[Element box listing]
□ □ □ □
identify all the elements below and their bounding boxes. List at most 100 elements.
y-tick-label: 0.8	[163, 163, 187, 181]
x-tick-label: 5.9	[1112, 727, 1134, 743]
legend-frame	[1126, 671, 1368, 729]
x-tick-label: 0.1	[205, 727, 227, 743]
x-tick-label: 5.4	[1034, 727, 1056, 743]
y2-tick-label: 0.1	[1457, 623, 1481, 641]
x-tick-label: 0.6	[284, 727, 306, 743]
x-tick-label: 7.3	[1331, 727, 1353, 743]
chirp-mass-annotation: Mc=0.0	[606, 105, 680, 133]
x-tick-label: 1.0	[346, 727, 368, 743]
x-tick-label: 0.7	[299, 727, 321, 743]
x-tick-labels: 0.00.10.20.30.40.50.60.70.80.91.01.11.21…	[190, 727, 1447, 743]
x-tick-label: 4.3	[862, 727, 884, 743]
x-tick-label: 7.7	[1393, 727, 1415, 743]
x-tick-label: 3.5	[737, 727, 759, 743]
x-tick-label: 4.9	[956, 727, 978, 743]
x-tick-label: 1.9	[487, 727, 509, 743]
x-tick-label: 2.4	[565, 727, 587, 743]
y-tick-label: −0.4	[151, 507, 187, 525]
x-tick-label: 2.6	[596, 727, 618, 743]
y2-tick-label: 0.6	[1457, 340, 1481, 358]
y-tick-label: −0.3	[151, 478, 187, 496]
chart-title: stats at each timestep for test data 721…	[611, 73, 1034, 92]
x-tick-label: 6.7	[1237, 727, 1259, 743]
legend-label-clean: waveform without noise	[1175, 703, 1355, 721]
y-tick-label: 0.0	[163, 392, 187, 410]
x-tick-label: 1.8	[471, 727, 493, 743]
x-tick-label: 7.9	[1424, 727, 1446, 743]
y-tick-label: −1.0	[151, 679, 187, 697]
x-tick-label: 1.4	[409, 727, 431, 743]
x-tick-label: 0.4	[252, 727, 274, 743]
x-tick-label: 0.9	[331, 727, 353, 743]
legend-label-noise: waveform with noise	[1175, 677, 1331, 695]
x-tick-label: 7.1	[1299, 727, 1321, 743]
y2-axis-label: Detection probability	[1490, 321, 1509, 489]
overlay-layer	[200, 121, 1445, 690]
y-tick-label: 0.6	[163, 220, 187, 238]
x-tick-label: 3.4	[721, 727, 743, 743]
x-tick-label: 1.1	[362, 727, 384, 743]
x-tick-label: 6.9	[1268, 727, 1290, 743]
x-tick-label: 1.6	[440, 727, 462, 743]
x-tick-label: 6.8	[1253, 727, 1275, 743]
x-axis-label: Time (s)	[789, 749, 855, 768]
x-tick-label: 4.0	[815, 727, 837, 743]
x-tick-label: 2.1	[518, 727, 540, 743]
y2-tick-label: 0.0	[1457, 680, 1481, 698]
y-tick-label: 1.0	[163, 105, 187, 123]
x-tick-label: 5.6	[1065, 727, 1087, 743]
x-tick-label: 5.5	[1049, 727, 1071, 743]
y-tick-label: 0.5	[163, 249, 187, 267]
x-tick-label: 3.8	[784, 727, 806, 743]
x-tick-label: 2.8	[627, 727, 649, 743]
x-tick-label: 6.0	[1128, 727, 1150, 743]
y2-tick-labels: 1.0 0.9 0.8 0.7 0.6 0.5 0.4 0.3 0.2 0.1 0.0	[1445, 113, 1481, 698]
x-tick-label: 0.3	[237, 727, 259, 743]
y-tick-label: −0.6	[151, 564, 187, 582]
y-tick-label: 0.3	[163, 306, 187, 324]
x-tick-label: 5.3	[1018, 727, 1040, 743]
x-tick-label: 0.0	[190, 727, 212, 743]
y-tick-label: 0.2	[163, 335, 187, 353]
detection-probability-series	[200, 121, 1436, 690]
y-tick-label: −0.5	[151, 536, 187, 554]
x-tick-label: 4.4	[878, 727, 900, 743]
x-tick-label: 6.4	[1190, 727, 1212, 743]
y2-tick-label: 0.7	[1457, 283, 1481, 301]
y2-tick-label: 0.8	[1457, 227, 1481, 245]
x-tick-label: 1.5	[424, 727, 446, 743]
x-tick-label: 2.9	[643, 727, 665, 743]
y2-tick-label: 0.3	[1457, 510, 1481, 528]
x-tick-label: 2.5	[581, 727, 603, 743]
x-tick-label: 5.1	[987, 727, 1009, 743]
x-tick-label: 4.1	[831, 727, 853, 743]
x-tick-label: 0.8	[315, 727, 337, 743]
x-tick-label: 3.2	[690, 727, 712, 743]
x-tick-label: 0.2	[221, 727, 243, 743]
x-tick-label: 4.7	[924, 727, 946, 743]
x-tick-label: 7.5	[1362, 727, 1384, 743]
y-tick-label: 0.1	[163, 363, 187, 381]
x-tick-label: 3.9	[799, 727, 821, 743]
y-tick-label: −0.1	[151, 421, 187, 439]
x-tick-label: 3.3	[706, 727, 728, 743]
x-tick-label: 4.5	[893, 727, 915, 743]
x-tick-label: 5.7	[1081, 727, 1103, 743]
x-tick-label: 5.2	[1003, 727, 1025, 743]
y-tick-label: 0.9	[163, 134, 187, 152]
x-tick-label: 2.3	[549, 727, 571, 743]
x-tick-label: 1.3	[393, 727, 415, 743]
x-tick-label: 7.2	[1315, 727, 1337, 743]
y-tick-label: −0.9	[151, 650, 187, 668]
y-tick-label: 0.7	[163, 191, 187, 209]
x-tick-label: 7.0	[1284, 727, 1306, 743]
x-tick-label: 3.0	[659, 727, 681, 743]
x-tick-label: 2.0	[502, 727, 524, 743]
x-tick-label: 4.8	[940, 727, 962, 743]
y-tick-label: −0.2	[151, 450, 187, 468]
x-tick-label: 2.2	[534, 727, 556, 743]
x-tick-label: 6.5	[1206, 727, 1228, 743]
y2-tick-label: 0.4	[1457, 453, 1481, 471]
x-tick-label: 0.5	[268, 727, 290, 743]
□ □ □ □
Exercise
Give the lines of the listing, from its first line through the line that contains "727, 1259, 743]", as a JSON list of strings with one string per line. Include both end lines and omit any blank lines.

Result of the task
[
  "identify all the elements below and their bounding boxes. List at most 100 elements.",
  "y-tick-label: 0.8\t[163, 163, 187, 181]",
  "x-tick-label: 5.9\t[1112, 727, 1134, 743]",
  "legend-frame\t[1126, 671, 1368, 729]",
  "x-tick-label: 0.1\t[205, 727, 227, 743]",
  "x-tick-label: 5.4\t[1034, 727, 1056, 743]",
  "y2-tick-label: 0.1\t[1457, 623, 1481, 641]",
  "x-tick-label: 0.6\t[284, 727, 306, 743]",
  "x-tick-label: 7.3\t[1331, 727, 1353, 743]",
  "chirp-mass-annotation: Mc=0.0\t[606, 105, 680, 133]",
  "x-tick-label: 1.0\t[346, 727, 368, 743]",
  "x-tick-label: 0.7\t[299, 727, 321, 743]",
  "x-tick-labels: 0.00.10.20.30.40.50.60.70.80.91.01.11.21…\t[190, 727, 1447, 743]",
  "x-tick-label: 4.3\t[862, 727, 884, 743]",
  "x-tick-label: 7.7\t[1393, 727, 1415, 743]",
  "x-tick-label: 3.5\t[737, 727, 759, 743]",
  "x-tick-label: 4.9\t[956, 727, 978, 743]",
  "x-tick-label: 1.9\t[487, 727, 509, 743]",
  "x-tick-label: 2.4\t[565, 727, 587, 743]",
  "y-tick-label: −0.4\t[151, 507, 187, 525]",
  "x-tick-label: 2.6\t[596, 727, 618, 743]",
  "y2-tick-label: 0.6\t[1457, 340, 1481, 358]",
  "y-tick-label: −0.3\t[151, 478, 187, 496]",
  "chart-title: stats at each timestep for test data 721…\t[611, 73, 1034, 92]",
  "x-tick-label: 6.7\t[1237, 727, 1259, 743]"
]